- _What you should do_
Pull out every line below containing the word "Whoever".

- _Task input_
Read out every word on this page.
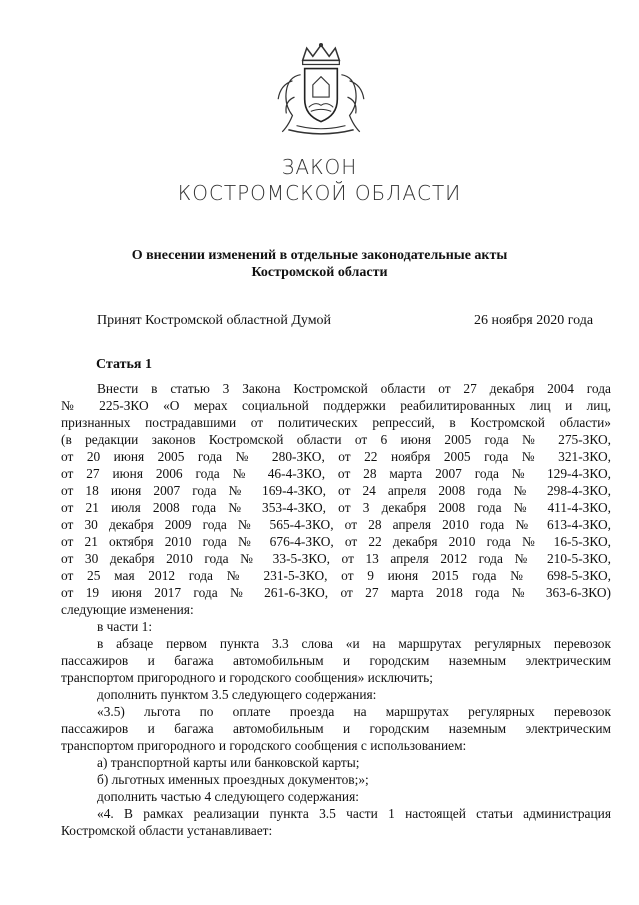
ЗАКОН
КОСТРОМСКОЙ ОБЛАСТИ
О внесении изменений в отдельные законодательные акты
Костромской области
Принят Костромской областной Думой	26 ноября 2020 года
Статья 1
Внести в статью 3 Закона Костромской области от 27 декабря 2004 года
№ 225-ЗКО «О мерах социальной поддержки реабилитированных лиц и лиц,
признанных пострадавшими от политических репрессий, в Костромской области»
(в редакции законов Костромской области от 6 июня 2005 года № 275-ЗКО,
от 20 июня 2005 года № 280-ЗКО, от 22 ноября 2005 года № 321-ЗКО,
от 27 июня 2006 года № 46-4-ЗКО, от 28 марта 2007 года № 129-4-ЗКО,
от 18 июня 2007 года № 169-4-ЗКО, от 24 апреля 2008 года № 298-4-ЗКО,
от 21 июля 2008 года № 353-4-ЗКО, от 3 декабря 2008 года № 411-4-ЗКО,
от 30 декабря 2009 года № 565-4-ЗКО, от 28 апреля 2010 года № 613-4-ЗКО,
от 21 октября 2010 года № 676-4-ЗКО, от 22 декабря 2010 года № 16-5-ЗКО,
от 30 декабря 2010 года № 33-5-ЗКО, от 13 апреля 2012 года № 210-5-ЗКО,
от 25 мая 2012 года № 231-5-ЗКО, от 9 июня 2015 года № 698-5-ЗКО,
от 19 июня 2017 года № 261-6-ЗКО, от 27 марта 2018 года № 363-6-ЗКО)
следующие изменения:
в части 1:
в абзаце первом пункта 3.3 слова «и на маршрутах регулярных перевозок
пассажиров и багажа автомобильным и городским наземным электрическим
транспортом пригородного и городского сообщения» исключить;
дополнить пунктом 3.5 следующего содержания:
«3.5) льгота по оплате проезда на маршрутах регулярных перевозок
пассажиров и багажа автомобильным и городским наземным электрическим
транспортом пригородного и городского сообщения с использованием:
а) транспортной карты или банковской карты;
б) льготных именных проездных документов;»;
дополнить частью 4 следующего содержания:
«4. В рамках реализации пункта 3.5 части 1 настоящей статьи администрация
Костромской области устанавливает:
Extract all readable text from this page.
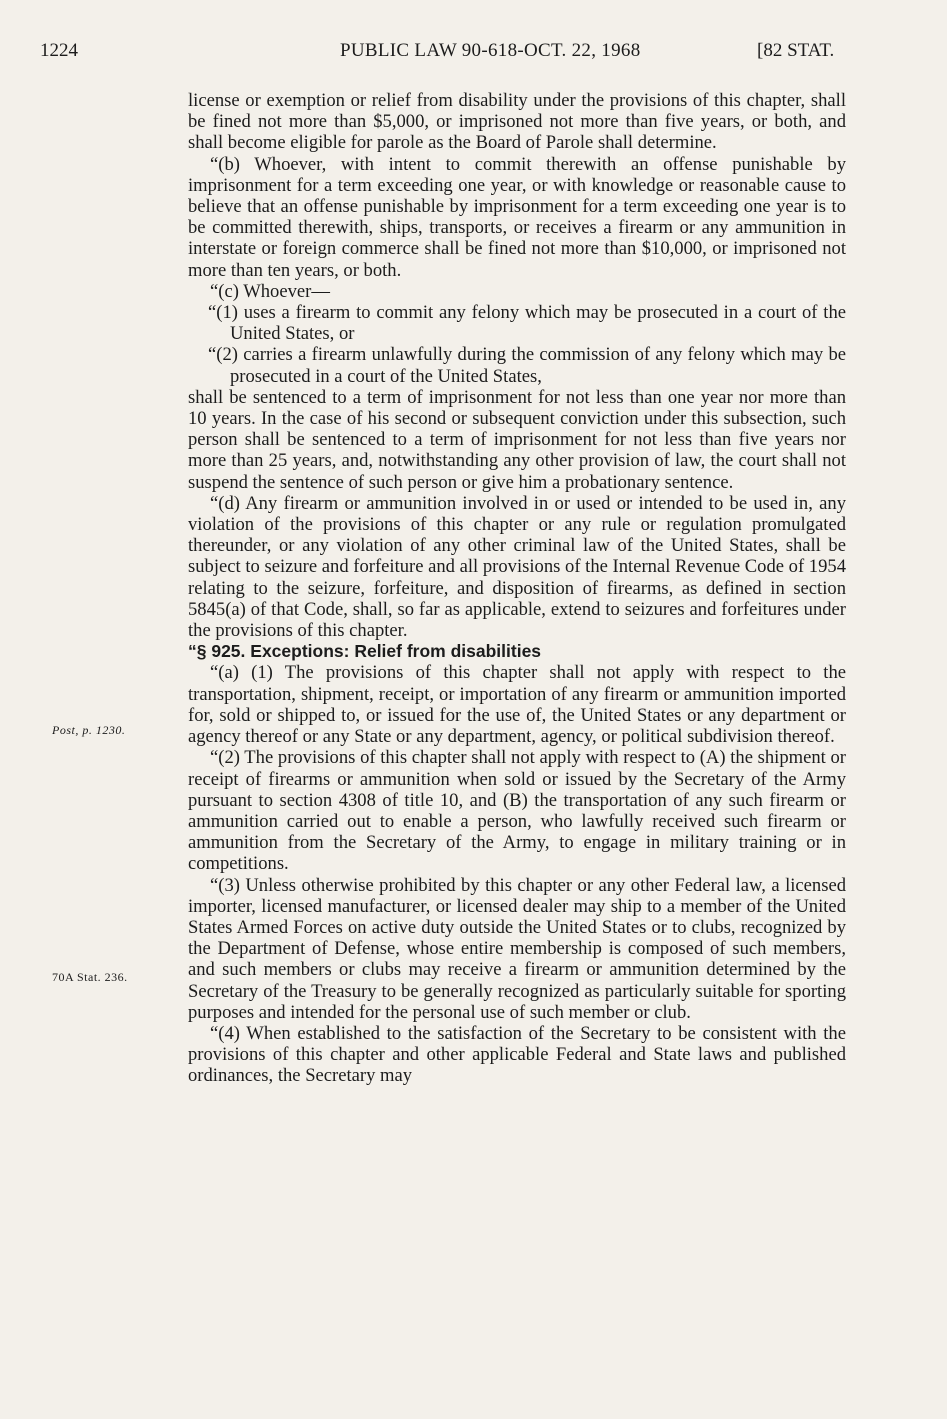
1224	PUBLIC LAW 90-618-OCT. 22, 1968	[82 STAT.
Post, p. 1230.
70A Stat. 236.

license or exemption or relief from disability under the provisions of this chapter, shall be fined not more than $5,000, or imprisoned not more than five years, or both, and shall become eligible for parole as the Board of Parole shall determine.

“(b) Whoever, with intent to commit therewith an offense punishable by imprisonment for a term exceeding one year, or with knowledge or reasonable cause to believe that an offense punishable by imprisonment for a term exceeding one year is to be committed therewith, ships, transports, or receives a firearm or any ammunition in interstate or foreign commerce shall be fined not more than $10,000, or imprisoned not more than ten years, or both.

“(c) Whoever—

“(1) uses a firearm to commit any felony which may be prosecuted in a court of the United States, or

“(2) carries a firearm unlawfully during the commission of any felony which may be prosecuted in a court of the United States,

shall be sentenced to a term of imprisonment for not less than one year nor more than 10 years. In the case of his second or subsequent conviction under this subsection, such person shall be sentenced to a term of imprisonment for not less than five years nor more than 25 years, and, notwithstanding any other provision of law, the court shall not suspend the sentence of such person or give him a probationary sentence.

“(d) Any firearm or ammunition involved in or used or intended to be used in, any violation of the provisions of this chapter or any rule or regulation promulgated thereunder, or any violation of any other criminal law of the United States, shall be subject to seizure and forfeiture and all provisions of the Internal Revenue Code of 1954 relating to the seizure, forfeiture, and disposition of firearms, as defined in section 5845(a) of that Code, shall, so far as applicable, extend to seizures and forfeitures under the provisions of this chapter.

“§ 925. Exceptions: Relief from disabilities

“(a) (1) The provisions of this chapter shall not apply with respect to the transportation, shipment, receipt, or importation of any firearm or ammunition imported for, sold or shipped to, or issued for the use of, the United States or any department or agency thereof or any State or any department, agency, or political subdivision thereof.

“(2) The provisions of this chapter shall not apply with respect to (A) the shipment or receipt of firearms or ammunition when sold or issued by the Secretary of the Army pursuant to section 4308 of title 10, and (B) the transportation of any such firearm or ammunition carried out to enable a person, who lawfully received such firearm or ammunition from the Secretary of the Army, to engage in military training or in competitions.

“(3) Unless otherwise prohibited by this chapter or any other Federal law, a licensed importer, licensed manufacturer, or licensed dealer may ship to a member of the United States Armed Forces on active duty outside the United States or to clubs, recognized by the Department of Defense, whose entire membership is composed of such members, and such members or clubs may receive a firearm or ammunition determined by the Secretary of the Treasury to be generally recognized as particularly suitable for sporting purposes and intended for the personal use of such member or club.

“(4) When established to the satisfaction of the Secretary to be consistent with the provisions of this chapter and other applicable Federal and State laws and published ordinances, the Secretary may
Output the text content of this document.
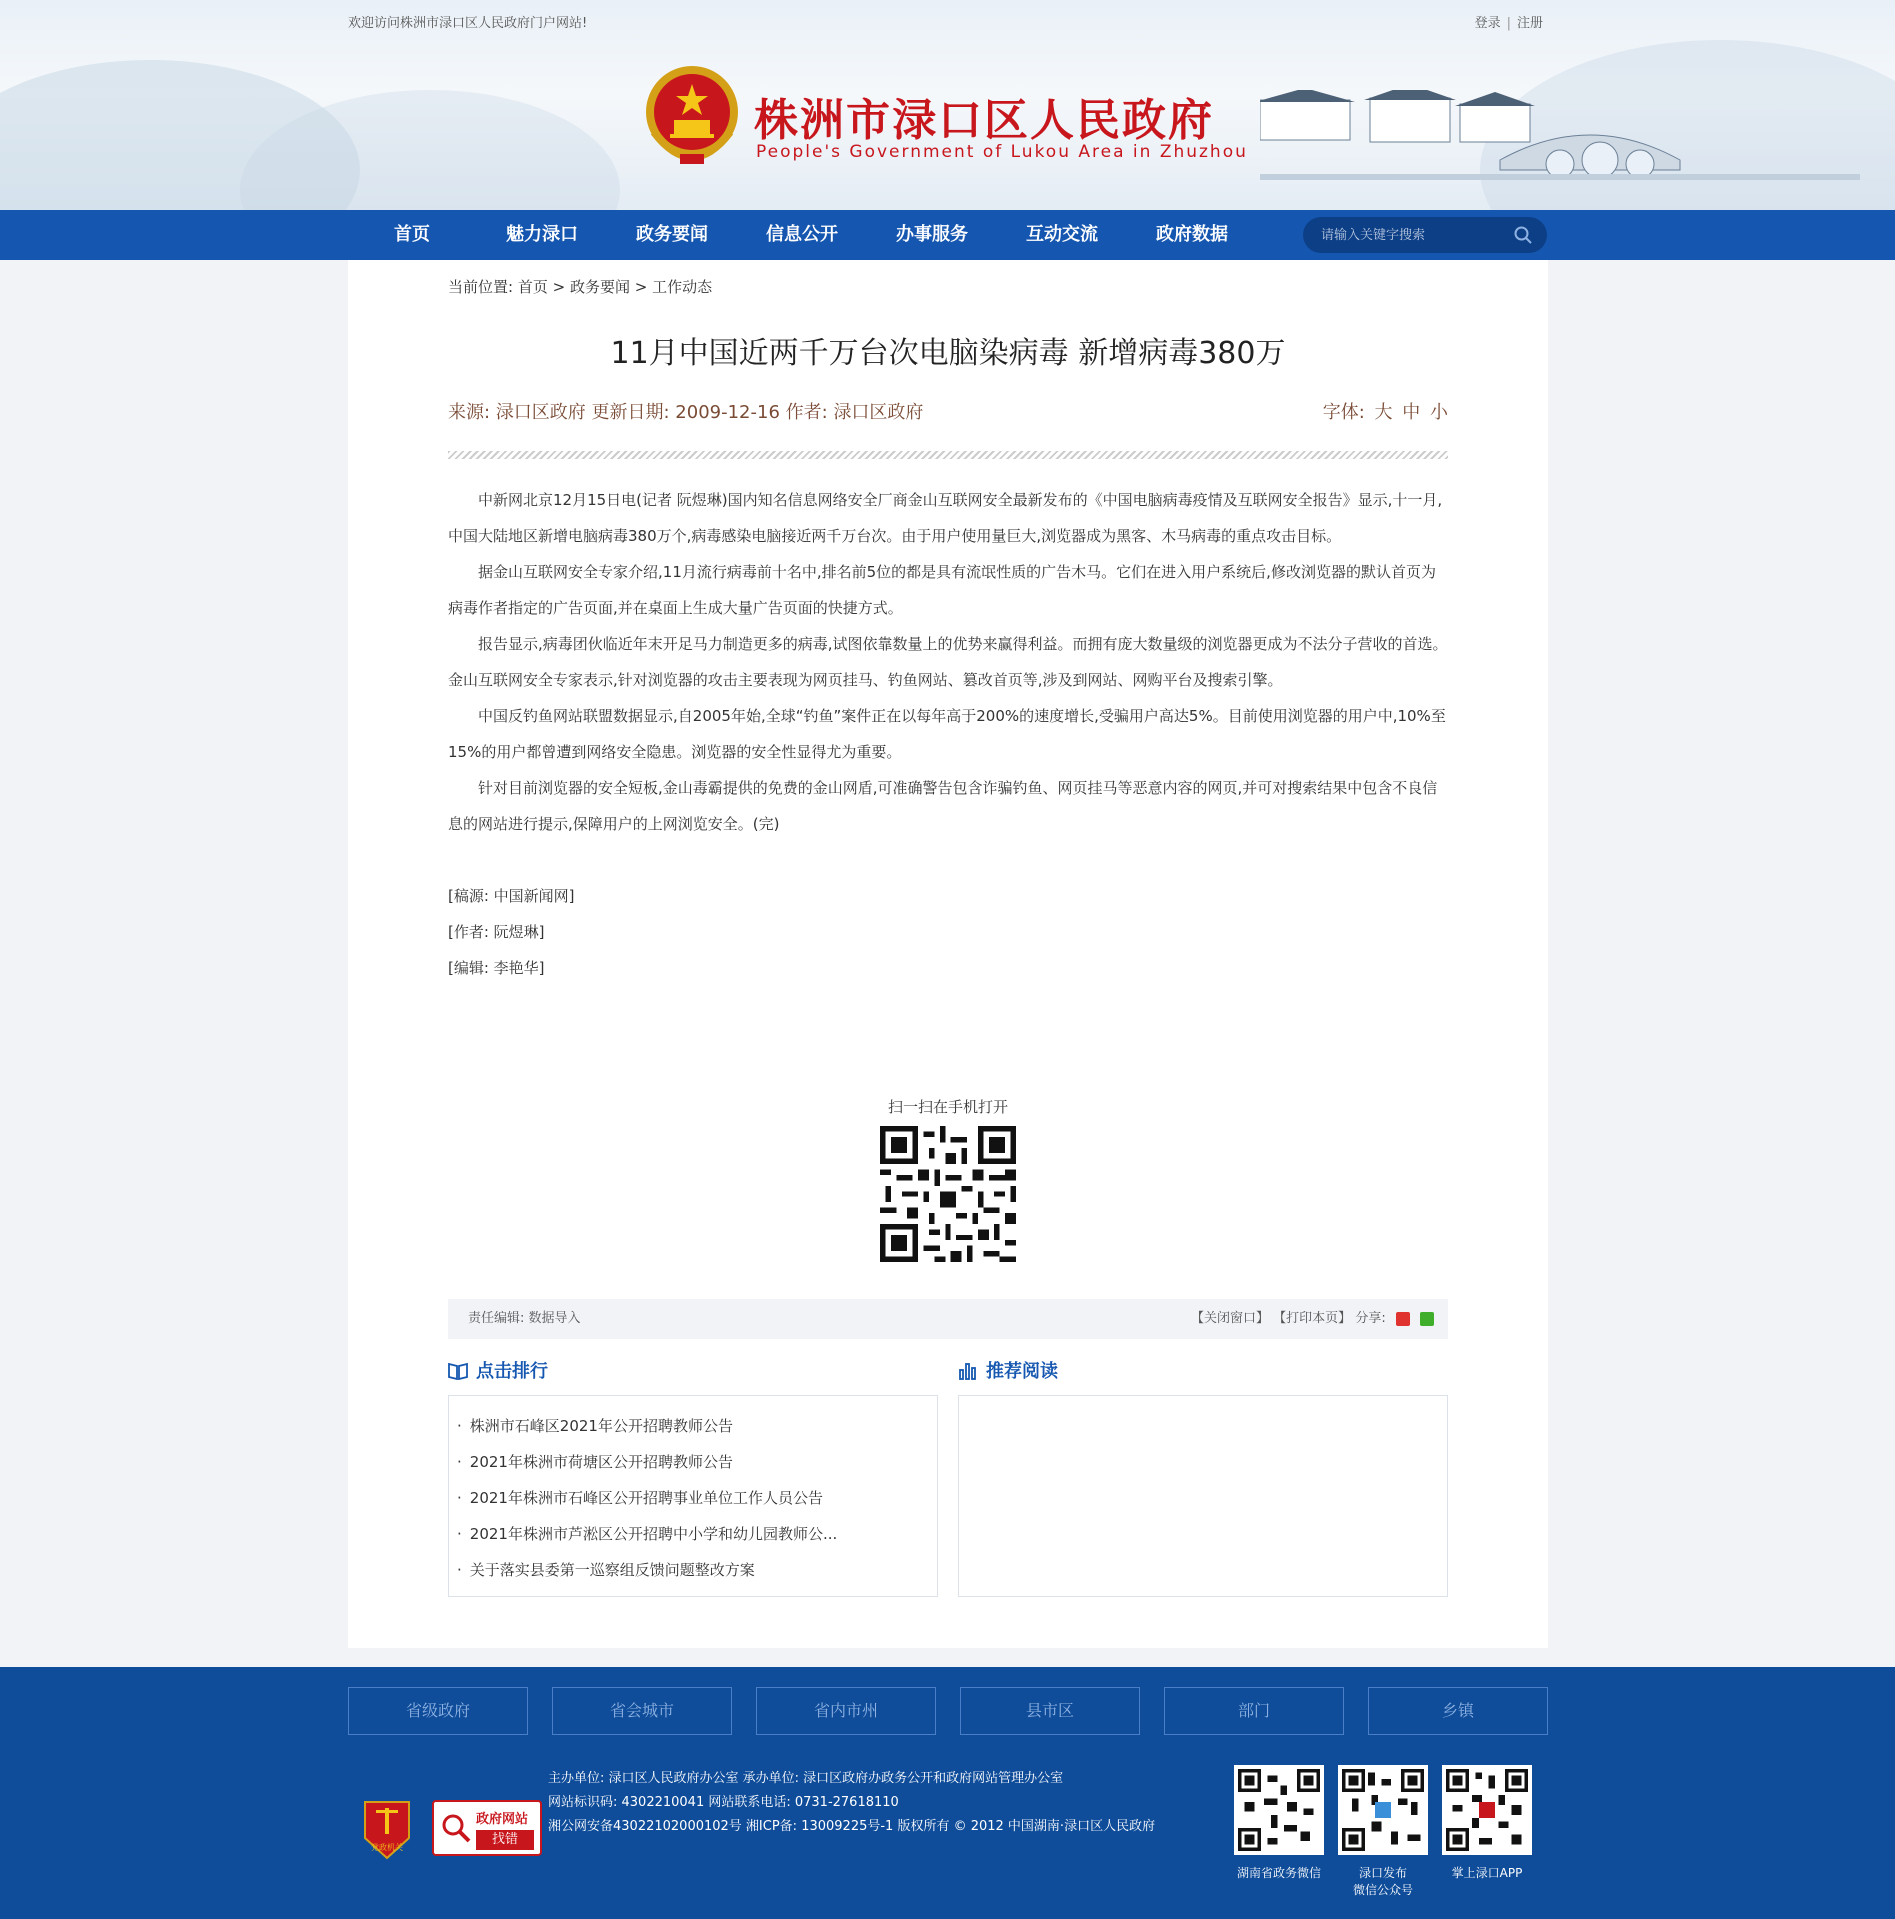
欢迎访问株洲市渌口区人民政府门户网站!	登录 | 注册
株洲市渌口区人民政府
People's Government of Lukou Area in Zhuzhou
首页	魅力渌口	政务要闻	信息公开	办事服务	互动交流	政府数据
请输入关键字搜索
当前位置: 首页 > 政务要闻 > 工作动态
11月中国近两千万台次电脑染病毒 新增病毒380万
来源: 渌口区政府 更新日期: 2009-12-16 作者: 渌口区政府	字体: 大 中 小

中新网北京12月15日电(记者 阮煜琳)国内知名信息网络安全厂商金山互联网安全最新发布的《中国电脑病毒疫情及互联网安全报告》显示,十一月,中国大陆地区新增电脑病毒380万个,病毒感染电脑接近两千万台次。由于用户使用量巨大,浏览器成为黑客、木马病毒的重点攻击目标。

据金山互联网安全专家介绍,11月流行病毒前十名中,排名前5位的都是具有流氓性质的广告木马。它们在进入用户系统后,修改浏览器的默认首页为病毒作者指定的广告页面,并在桌面上生成大量广告页面的快捷方式。

报告显示,病毒团伙临近年末开足马力制造更多的病毒,试图依靠数量上的优势来赢得利益。而拥有庞大数量级的浏览器更成为不法分子营收的首选。金山互联网安全专家表示,针对浏览器的攻击主要表现为网页挂马、钓鱼网站、篡改首页等,涉及到网站、网购平台及搜索引擎。

中国反钓鱼网站联盟数据显示,自2005年始,全球“钓鱼”案件正在以每年高于200%的速度增长,受骗用户高达5%。目前使用浏览器的用户中,10%至15%的用户都曾遭到网络安全隐患。浏览器的安全性显得尤为重要。

针对目前浏览器的安全短板,金山毒霸提供的免费的金山网盾,可准确警告包含诈骗钓鱼、网页挂马等恶意内容的网页,并可对搜索结果中包含不良信息的网站进行提示,保障用户的上网浏览安全。(完)

[稿源: 中国新闻网]

[作者: 阮煜琳]

[编辑: 李艳华]

扫一扫在手机打开
责任编辑: 数据导入	【关闭窗口】 【打印本页】 分享:
点击排行
· 株洲市石峰区2021年公开招聘教师公告
· 2021年株洲市荷塘区公开招聘教师公告
· 2021年株洲市石峰区公开招聘事业单位工作人员公告
· 2021年株洲市芦淞区公开招聘中小学和幼儿园教师公...
· 关于落实县委第一巡察组反馈问题整改方案
推荐阅读
省级政府	省会城市	省内市州	县市区	部门	乡镇
党政机关
政府网站
找错
主办单位: 渌口区人民政府办公室 承办单位: 渌口区政府办政务公开和政府网站管理办公室
网站标识码: 4302210041 网站联系电话: 0731-27618110
湘公网安备43022102000102号 湘ICP备: 13009225号-1 版权所有 © 2012 中国湖南·渌口区人民政府
湖南省政务微信	渌口发布
微信公众号
掌上渌口APP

- _Solution to this exercise_
“(b) Whoever, with intent to commit therewith an offense punishable by imprisonment for a term exceeding one year, or with knowledge or reasonable cause to believe that an offense punishable by imprisonment for a term exceeding one year is to be committed therewith, ships, transports, or receives a firearm or any ammunition in interstate or foreign commerce shall be fined not more than $10,000, or imprisoned not more than ten years, or both.
“(c) Whoever—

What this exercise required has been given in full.